──────── GIVEN RECORDS ────────

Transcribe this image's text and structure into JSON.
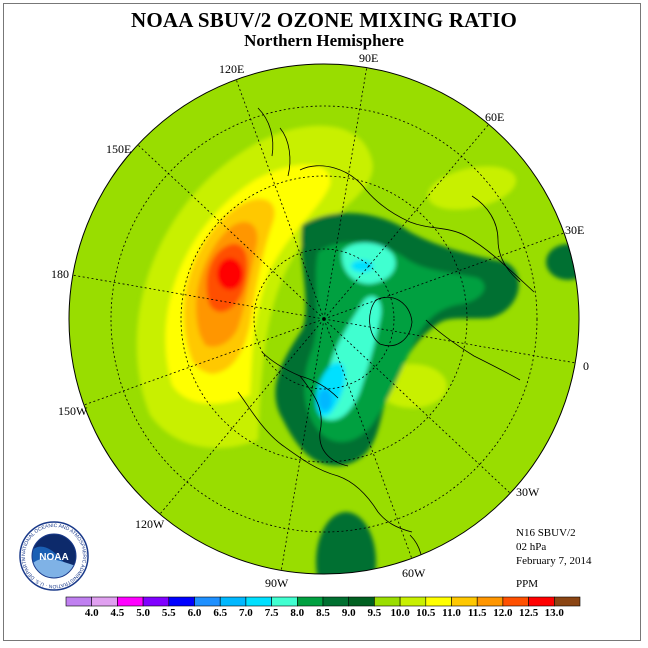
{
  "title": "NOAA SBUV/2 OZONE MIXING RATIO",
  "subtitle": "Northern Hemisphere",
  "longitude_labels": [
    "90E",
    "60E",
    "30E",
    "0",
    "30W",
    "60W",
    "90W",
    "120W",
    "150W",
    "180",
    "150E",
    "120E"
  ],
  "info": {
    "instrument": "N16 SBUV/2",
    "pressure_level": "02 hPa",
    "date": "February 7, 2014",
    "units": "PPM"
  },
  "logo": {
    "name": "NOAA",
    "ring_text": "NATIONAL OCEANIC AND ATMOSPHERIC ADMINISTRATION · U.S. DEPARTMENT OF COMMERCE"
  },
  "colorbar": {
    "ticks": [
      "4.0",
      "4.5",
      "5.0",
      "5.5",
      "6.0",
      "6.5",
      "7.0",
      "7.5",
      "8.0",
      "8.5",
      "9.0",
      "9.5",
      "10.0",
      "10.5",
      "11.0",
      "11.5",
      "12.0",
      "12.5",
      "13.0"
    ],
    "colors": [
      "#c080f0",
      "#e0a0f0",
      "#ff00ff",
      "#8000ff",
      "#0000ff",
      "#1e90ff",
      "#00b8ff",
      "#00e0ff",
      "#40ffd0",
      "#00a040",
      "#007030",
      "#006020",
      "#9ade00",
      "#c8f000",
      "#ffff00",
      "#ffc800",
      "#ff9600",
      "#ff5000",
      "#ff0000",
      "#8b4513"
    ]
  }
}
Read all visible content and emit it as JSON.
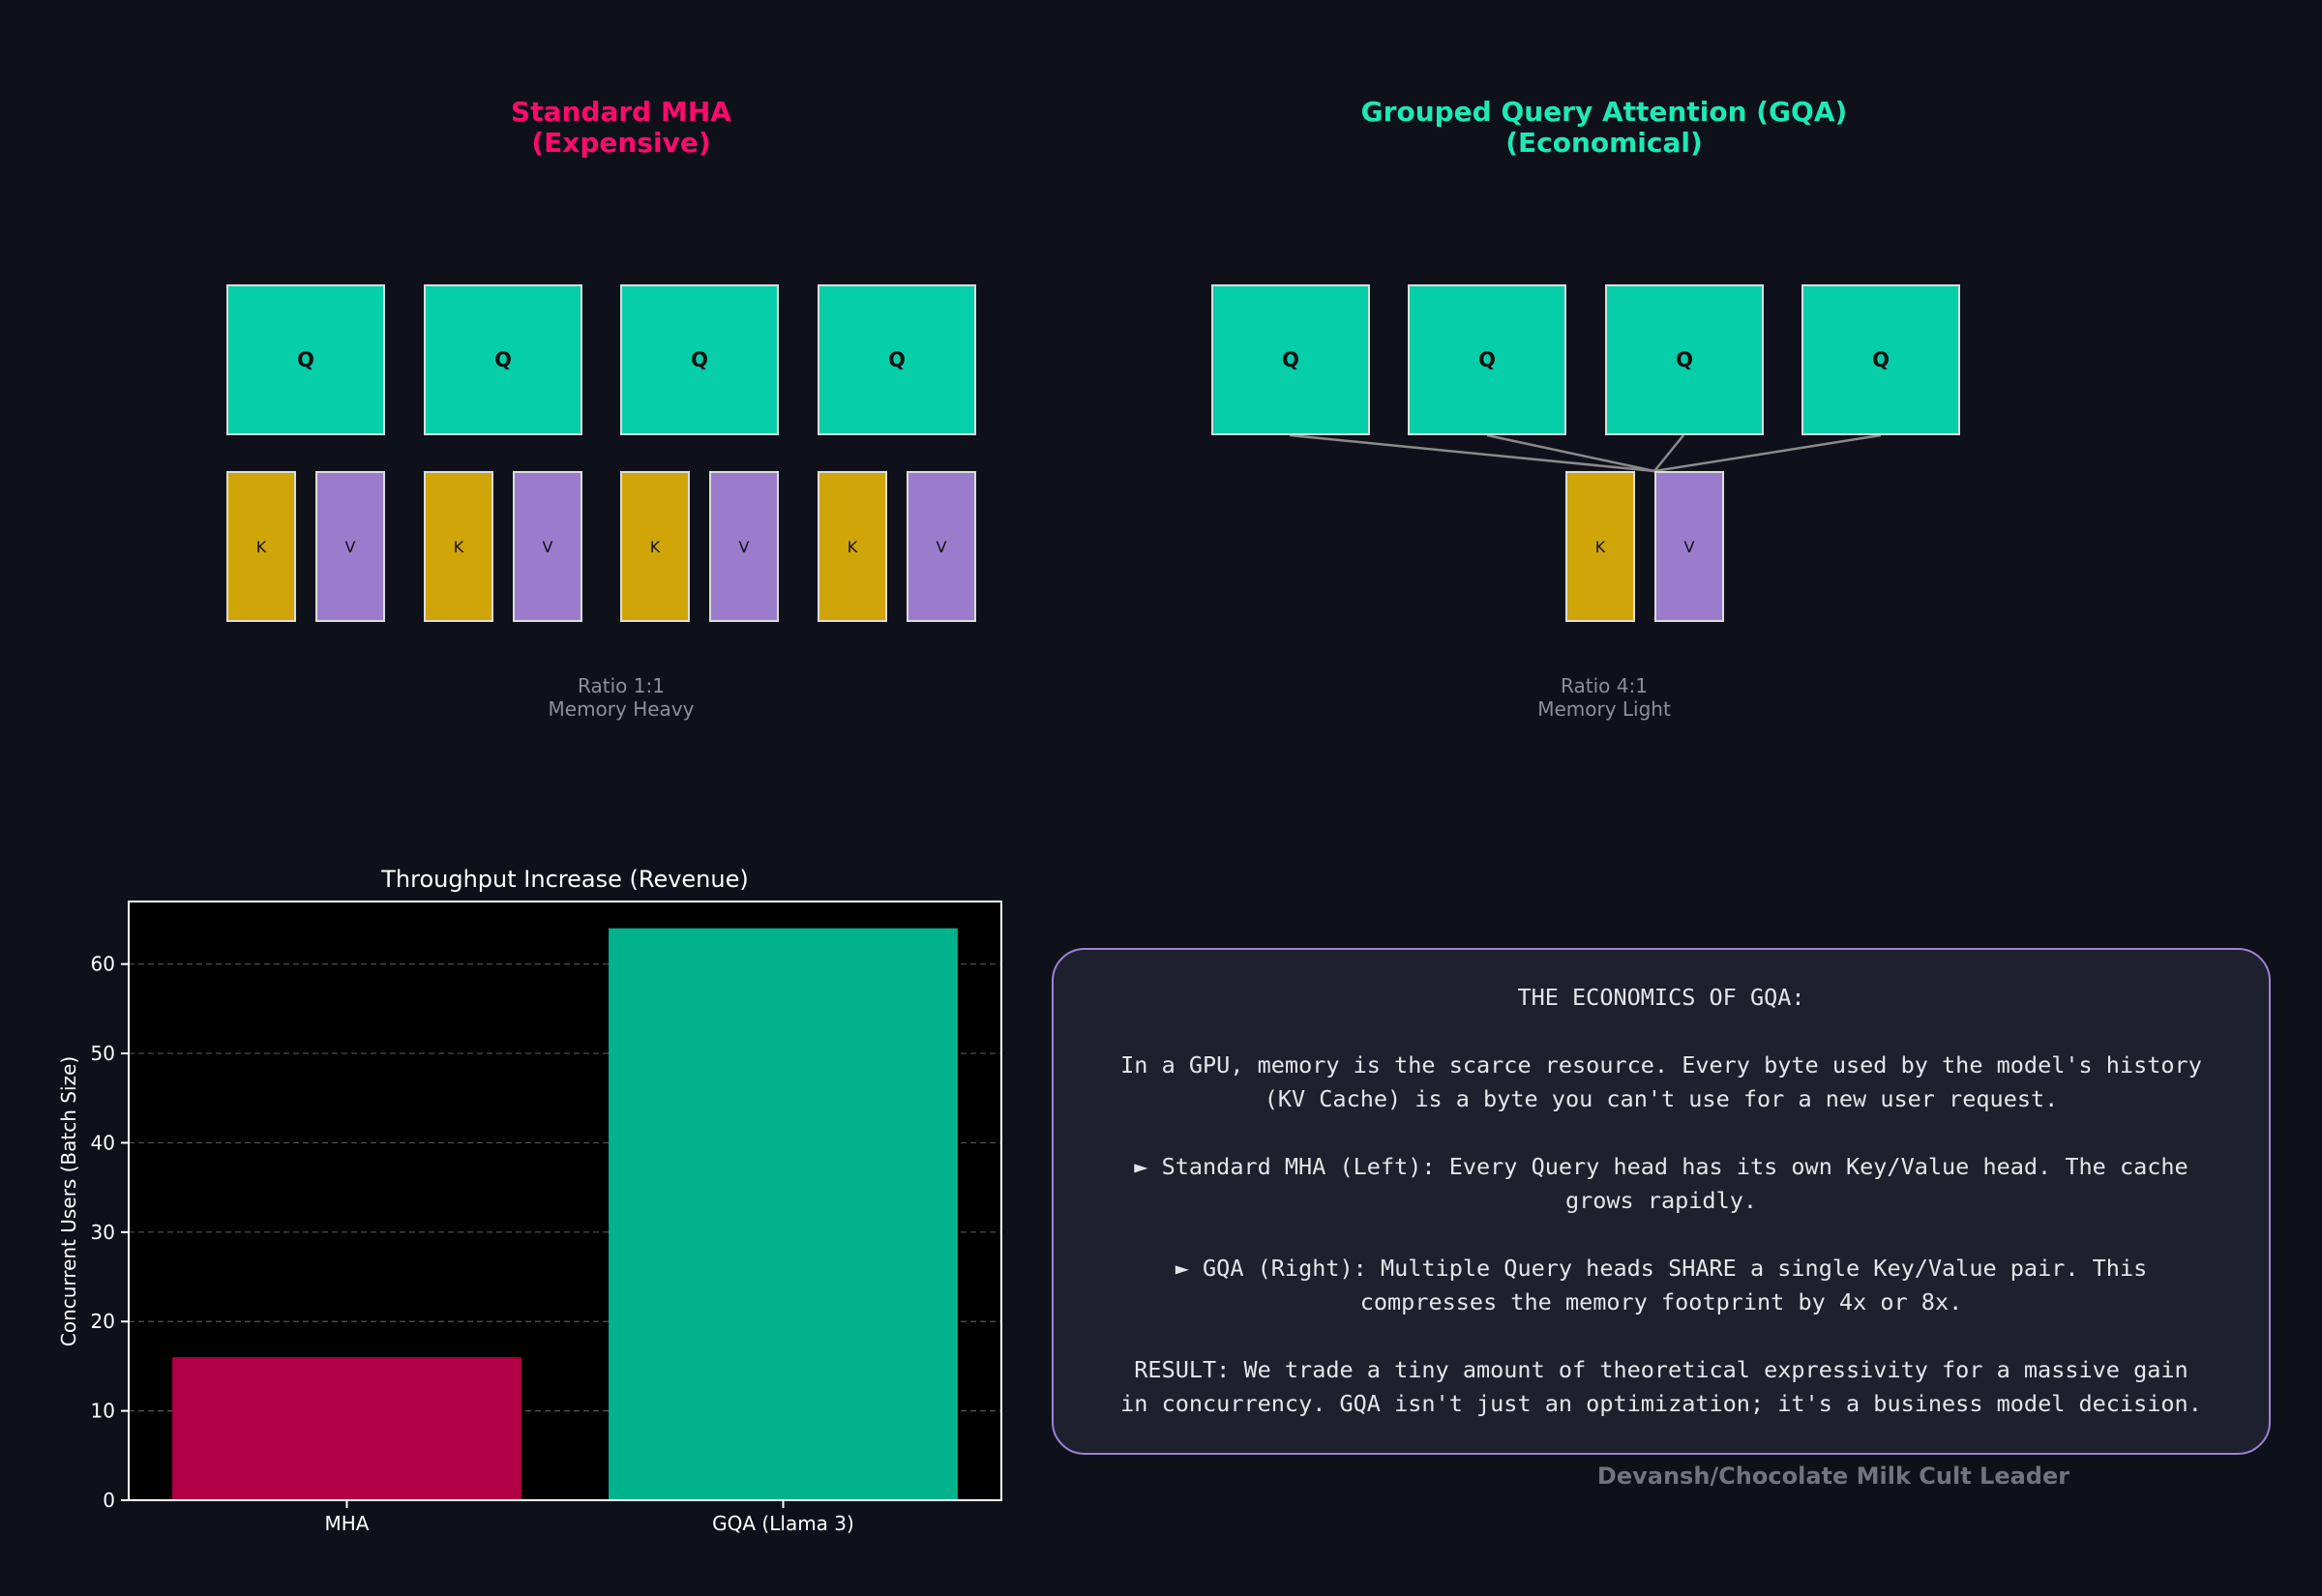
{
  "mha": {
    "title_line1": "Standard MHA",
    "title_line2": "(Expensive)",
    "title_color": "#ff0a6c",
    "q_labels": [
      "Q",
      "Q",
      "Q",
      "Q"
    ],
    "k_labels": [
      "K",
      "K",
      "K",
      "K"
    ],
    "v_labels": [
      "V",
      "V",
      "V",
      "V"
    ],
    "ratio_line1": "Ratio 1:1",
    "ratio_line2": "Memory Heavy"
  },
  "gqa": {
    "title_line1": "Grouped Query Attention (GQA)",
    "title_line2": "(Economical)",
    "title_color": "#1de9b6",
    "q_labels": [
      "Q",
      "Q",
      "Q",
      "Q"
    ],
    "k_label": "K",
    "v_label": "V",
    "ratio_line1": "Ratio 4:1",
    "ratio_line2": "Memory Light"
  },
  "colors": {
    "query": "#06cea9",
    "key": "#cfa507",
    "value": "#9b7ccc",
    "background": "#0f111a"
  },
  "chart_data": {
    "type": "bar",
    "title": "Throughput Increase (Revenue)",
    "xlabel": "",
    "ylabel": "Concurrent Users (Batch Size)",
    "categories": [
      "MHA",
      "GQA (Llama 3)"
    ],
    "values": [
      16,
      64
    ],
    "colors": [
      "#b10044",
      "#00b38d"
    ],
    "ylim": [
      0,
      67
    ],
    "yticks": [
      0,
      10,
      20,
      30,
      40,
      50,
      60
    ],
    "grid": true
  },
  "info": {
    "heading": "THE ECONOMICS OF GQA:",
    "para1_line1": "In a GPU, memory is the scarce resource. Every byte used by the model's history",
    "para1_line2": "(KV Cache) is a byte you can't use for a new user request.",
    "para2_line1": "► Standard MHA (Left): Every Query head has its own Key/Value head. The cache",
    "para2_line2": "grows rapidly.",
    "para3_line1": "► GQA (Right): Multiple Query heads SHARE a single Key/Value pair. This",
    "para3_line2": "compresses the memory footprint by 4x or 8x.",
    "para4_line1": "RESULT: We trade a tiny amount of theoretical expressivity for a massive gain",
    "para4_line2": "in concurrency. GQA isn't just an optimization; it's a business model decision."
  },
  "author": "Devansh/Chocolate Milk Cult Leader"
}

────────

» **WORK TO DO**
From the listing above, print every entry precisely and drop the pictures.

» **WRITTEN SOLUTION**
Transcribe this image's text and structure into JSON.
{
  "title": "NOAA SBUV/2 OZONE MIXING RATIO",
  "subtitle": "Northern Hemisphere",
  "longitude_labels": [
    "90E",
    "60E",
    "30E",
    "0",
    "30W",
    "60W",
    "90W",
    "120W",
    "150W",
    "180",
    "150E",
    "120E"
  ],
  "info": {
    "instrument": "N16 SBUV/2",
    "pressure_level": "02 hPa",
    "date": "February 7, 2014",
    "units": "PPM"
  },
  "logo": {
    "name": "NOAA",
    "ring_text": "NATIONAL OCEANIC AND ATMOSPHERIC ADMINISTRATION · U.S. DEPARTMENT OF COMMERCE"
  },
  "colorbar": {
    "ticks": [
      "4.0",
      "4.5",
      "5.0",
      "5.5",
      "6.0",
      "6.5",
      "7.0",
      "7.5",
      "8.0",
      "8.5",
      "9.0",
      "9.5",
      "10.0",
      "10.5",
      "11.0",
      "11.5",
      "12.0",
      "12.5",
      "13.0"
    ],
    "colors": [
      "#c080f0",
      "#e0a0f0",
      "#ff00ff",
      "#8000ff",
      "#0000ff",
      "#1e90ff",
      "#00b8ff",
      "#00e0ff",
      "#40ffd0",
      "#00a040",
      "#007030",
      "#006020",
      "#9ade00",
      "#c8f000",
      "#ffff00",
      "#ffc800",
      "#ff9600",
      "#ff5000",
      "#ff0000",
      "#8b4513"
    ]
  }
}
Read all visible content and emit it as JSON.
{
  "mha": {
    "title_line1": "Standard MHA",
    "title_line2": "(Expensive)",
    "title_color": "#ff0a6c",
    "q_labels": [
      "Q",
      "Q",
      "Q",
      "Q"
    ],
    "k_labels": [
      "K",
      "K",
      "K",
      "K"
    ],
    "v_labels": [
      "V",
      "V",
      "V",
      "V"
    ],
    "ratio_line1": "Ratio 1:1",
    "ratio_line2": "Memory Heavy"
  },
  "gqa": {
    "title_line1": "Grouped Query Attention (GQA)",
    "title_line2": "(Economical)",
    "title_color": "#1de9b6",
    "q_labels": [
      "Q",
      "Q",
      "Q",
      "Q"
    ],
    "k_label": "K",
    "v_label": "V",
    "ratio_line1": "Ratio 4:1",
    "ratio_line2": "Memory Light"
  },
  "colors": {
    "query": "#06cea9",
    "key": "#cfa507",
    "value": "#9b7ccc",
    "background": "#0f111a"
  },
  "chart_data": {
    "type": "bar",
    "title": "Throughput Increase (Revenue)",
    "xlabel": "",
    "ylabel": "Concurrent Users (Batch Size)",
    "categories": [
      "MHA",
      "GQA (Llama 3)"
    ],
    "values": [
      16,
      64
    ],
    "colors": [
      "#b10044",
      "#00b38d"
    ],
    "ylim": [
      0,
      67
    ],
    "yticks": [
      0,
      10,
      20,
      30,
      40,
      50,
      60
    ],
    "grid": true
  },
  "info": {
    "heading": "THE ECONOMICS OF GQA:",
    "para1_line1": "In a GPU, memory is the scarce resource. Every byte used by the model's history",
    "para1_line2": "(KV Cache) is a byte you can't use for a new user request.",
    "para2_line1": "► Standard MHA (Left): Every Query head has its own Key/Value head. The cache",
    "para2_line2": "grows rapidly.",
    "para3_line1": "► GQA (Right): Multiple Query heads SHARE a single Key/Value pair. This",
    "para3_line2": "compresses the memory footprint by 4x or 8x.",
    "para4_line1": "RESULT: We trade a tiny amount of theoretical expressivity for a massive gain",
    "para4_line2": "in concurrency. GQA isn't just an optimization; it's a business model decision."
  },
  "author": "Devansh/Chocolate Milk Cult Leader"
}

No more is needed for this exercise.